THE TASK
From the listing below, pick out each line with the word "title".
[Begin EXERCISE DATA]
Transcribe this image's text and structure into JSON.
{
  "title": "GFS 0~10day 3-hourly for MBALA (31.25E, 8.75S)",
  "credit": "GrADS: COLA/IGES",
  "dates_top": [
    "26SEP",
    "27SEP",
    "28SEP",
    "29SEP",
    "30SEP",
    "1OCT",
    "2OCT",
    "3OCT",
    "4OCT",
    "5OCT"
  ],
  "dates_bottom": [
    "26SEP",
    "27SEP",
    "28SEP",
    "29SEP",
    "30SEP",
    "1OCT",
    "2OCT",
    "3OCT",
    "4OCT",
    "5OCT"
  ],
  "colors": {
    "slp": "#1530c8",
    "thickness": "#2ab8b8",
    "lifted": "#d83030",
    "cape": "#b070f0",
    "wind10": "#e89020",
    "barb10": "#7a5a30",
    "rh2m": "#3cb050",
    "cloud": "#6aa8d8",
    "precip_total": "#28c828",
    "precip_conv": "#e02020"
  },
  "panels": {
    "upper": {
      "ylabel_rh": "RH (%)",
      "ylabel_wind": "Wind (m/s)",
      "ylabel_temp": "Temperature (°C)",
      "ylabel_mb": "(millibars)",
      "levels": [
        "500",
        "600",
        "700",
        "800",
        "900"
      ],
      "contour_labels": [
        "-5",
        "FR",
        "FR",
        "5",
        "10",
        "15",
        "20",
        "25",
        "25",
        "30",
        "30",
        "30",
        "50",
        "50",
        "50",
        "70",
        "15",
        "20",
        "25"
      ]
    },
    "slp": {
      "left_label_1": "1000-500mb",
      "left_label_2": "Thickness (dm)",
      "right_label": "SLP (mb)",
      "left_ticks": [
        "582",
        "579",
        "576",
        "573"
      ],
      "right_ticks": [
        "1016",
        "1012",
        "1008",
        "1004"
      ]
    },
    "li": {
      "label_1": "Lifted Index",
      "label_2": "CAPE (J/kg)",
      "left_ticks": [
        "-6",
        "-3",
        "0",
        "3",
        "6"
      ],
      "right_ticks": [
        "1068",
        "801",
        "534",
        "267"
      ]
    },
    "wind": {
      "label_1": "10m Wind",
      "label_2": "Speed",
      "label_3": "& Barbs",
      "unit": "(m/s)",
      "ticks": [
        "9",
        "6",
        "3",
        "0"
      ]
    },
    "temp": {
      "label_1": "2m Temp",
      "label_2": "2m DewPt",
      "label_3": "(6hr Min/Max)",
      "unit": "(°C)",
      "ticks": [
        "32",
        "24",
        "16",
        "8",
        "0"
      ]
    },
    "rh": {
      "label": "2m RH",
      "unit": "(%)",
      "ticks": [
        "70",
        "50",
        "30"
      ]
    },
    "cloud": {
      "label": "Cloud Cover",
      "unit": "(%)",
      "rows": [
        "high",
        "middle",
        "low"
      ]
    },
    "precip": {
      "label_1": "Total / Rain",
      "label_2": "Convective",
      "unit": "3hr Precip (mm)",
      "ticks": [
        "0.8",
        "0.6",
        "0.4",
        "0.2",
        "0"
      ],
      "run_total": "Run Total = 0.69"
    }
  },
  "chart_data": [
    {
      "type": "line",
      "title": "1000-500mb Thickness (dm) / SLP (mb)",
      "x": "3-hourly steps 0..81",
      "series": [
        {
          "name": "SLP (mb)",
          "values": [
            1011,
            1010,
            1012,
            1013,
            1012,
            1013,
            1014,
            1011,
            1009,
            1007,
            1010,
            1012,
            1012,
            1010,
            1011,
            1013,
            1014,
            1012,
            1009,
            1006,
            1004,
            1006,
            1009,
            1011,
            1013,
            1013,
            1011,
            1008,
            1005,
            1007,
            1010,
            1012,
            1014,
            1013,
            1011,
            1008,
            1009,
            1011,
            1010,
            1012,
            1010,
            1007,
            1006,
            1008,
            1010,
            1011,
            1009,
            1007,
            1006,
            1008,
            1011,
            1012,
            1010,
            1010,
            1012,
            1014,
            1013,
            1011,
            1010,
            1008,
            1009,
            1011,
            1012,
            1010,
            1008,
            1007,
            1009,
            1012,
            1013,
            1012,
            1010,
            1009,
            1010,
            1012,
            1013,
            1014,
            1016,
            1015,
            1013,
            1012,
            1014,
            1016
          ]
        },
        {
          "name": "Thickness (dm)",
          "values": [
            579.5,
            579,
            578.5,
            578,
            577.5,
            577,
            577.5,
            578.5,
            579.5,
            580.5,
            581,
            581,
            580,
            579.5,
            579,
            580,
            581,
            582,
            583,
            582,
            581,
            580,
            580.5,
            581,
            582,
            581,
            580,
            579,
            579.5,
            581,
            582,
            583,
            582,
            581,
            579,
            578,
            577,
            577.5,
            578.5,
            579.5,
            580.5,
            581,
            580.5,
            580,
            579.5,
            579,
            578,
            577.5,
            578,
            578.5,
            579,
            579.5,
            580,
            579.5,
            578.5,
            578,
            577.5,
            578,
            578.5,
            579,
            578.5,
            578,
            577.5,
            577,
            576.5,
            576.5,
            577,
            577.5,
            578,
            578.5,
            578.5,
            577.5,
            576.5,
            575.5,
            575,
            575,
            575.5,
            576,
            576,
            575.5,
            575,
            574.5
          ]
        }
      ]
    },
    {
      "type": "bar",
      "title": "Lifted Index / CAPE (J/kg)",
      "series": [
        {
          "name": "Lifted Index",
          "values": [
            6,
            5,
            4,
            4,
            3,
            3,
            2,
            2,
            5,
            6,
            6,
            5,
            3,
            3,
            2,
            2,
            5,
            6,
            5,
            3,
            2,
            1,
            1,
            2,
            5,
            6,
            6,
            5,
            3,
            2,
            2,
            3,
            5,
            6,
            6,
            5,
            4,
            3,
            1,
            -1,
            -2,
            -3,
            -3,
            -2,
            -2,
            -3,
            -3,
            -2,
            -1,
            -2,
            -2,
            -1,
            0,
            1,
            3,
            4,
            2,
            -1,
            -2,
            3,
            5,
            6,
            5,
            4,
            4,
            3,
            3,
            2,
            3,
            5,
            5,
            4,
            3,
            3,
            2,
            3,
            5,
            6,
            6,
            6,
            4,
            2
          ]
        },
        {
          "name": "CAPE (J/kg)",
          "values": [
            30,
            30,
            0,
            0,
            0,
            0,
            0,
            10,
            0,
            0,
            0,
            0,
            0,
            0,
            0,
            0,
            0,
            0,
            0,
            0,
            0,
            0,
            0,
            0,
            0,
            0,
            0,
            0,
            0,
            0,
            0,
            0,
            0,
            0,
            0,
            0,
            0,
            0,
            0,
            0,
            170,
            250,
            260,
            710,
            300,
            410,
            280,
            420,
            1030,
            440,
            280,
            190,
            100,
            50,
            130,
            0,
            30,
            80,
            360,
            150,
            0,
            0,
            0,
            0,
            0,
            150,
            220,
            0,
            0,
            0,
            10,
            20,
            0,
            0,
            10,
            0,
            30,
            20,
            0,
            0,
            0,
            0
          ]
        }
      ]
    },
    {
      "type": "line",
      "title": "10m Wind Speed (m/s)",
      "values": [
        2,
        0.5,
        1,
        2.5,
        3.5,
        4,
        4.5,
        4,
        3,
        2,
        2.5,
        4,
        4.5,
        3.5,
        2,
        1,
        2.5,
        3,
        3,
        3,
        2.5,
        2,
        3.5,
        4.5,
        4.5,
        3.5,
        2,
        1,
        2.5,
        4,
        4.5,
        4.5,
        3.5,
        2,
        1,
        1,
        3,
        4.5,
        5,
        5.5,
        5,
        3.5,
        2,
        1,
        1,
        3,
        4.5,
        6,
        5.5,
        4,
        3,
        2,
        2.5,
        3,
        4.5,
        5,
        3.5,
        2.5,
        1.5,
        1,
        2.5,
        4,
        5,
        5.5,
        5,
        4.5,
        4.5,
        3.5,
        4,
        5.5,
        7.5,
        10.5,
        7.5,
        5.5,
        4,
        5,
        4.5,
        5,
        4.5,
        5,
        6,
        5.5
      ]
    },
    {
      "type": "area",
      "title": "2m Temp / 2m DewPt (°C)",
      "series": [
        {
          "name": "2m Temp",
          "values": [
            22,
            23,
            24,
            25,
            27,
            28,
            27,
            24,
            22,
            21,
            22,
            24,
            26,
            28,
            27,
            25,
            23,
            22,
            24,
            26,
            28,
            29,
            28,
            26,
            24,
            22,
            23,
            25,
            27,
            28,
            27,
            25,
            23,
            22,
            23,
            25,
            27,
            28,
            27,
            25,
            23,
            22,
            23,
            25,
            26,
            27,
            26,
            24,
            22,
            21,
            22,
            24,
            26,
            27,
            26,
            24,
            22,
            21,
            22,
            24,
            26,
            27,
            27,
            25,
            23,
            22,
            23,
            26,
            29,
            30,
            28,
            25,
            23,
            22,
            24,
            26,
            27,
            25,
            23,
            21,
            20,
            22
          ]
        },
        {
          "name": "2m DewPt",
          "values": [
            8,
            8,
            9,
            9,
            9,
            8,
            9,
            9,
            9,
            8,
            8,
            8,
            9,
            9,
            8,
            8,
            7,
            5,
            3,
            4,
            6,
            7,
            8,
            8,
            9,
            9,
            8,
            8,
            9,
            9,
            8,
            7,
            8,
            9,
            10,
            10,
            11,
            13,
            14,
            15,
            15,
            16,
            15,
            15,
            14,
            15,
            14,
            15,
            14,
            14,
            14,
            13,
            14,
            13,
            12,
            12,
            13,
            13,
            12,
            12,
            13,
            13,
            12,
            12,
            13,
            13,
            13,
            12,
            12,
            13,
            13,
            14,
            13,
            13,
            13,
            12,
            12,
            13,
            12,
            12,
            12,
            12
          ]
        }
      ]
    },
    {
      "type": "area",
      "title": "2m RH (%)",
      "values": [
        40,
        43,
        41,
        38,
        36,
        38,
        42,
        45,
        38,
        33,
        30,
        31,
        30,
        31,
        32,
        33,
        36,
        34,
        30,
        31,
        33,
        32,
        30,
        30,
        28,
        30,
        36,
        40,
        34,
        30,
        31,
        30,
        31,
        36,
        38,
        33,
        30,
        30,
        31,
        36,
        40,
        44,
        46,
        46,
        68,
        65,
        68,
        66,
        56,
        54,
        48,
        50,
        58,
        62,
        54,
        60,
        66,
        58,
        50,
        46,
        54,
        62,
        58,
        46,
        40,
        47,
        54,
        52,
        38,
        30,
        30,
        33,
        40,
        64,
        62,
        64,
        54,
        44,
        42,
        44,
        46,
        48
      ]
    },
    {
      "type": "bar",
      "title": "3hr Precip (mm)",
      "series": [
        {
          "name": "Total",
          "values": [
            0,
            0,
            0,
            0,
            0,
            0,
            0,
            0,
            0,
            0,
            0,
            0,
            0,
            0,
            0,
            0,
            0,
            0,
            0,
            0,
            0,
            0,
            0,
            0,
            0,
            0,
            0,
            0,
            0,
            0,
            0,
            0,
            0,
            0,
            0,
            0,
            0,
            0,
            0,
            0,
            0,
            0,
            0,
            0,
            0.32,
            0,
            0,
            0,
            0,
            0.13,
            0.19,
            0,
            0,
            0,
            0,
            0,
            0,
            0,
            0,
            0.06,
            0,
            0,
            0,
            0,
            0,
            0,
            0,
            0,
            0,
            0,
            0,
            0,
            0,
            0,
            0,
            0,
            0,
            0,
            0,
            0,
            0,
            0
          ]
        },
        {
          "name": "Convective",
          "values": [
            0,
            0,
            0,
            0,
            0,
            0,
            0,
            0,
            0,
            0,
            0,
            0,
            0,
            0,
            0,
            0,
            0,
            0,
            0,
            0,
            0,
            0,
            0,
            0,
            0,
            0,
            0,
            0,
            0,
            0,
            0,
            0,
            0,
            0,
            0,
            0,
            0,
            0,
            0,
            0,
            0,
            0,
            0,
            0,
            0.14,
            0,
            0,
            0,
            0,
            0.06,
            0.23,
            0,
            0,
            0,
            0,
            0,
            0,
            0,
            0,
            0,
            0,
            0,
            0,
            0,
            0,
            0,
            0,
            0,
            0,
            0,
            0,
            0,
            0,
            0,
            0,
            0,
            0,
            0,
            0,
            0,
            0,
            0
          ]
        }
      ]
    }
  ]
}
[End EXERCISE DATA]
ANSWER
  "title": "GFS 0~10day 3-hourly for MBALA (31.25E, 8.75S)",
      "title": "1000-500mb Thickness (dm) / SLP (mb)",
      "title": "Lifted Index / CAPE (J/kg)",
      "title": "10m Wind Speed (m/s)",
      "title": "2m Temp / 2m DewPt (°C)",
      "title": "2m RH (%)",
      "title": "3hr Precip (mm)",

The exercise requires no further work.